━━ DATASET RECORDS
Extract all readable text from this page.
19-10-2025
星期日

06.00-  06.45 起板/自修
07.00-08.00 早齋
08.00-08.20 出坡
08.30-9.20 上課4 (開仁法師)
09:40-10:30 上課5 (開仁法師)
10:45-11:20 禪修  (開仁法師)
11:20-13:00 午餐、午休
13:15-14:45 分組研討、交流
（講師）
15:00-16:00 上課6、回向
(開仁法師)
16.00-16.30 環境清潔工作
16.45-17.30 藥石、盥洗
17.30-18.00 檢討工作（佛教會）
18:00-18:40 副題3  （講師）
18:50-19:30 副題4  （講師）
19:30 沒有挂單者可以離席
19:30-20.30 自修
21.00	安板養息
━━━━
Within the material above, find the lines that contain the word "開仁法師"; copy them.

08.30-9.20 上課4 (開仁法師)
09:40-10:30 上課5 (開仁法師)
10:45-11:20 禪修  (開仁法師)
(開仁法師)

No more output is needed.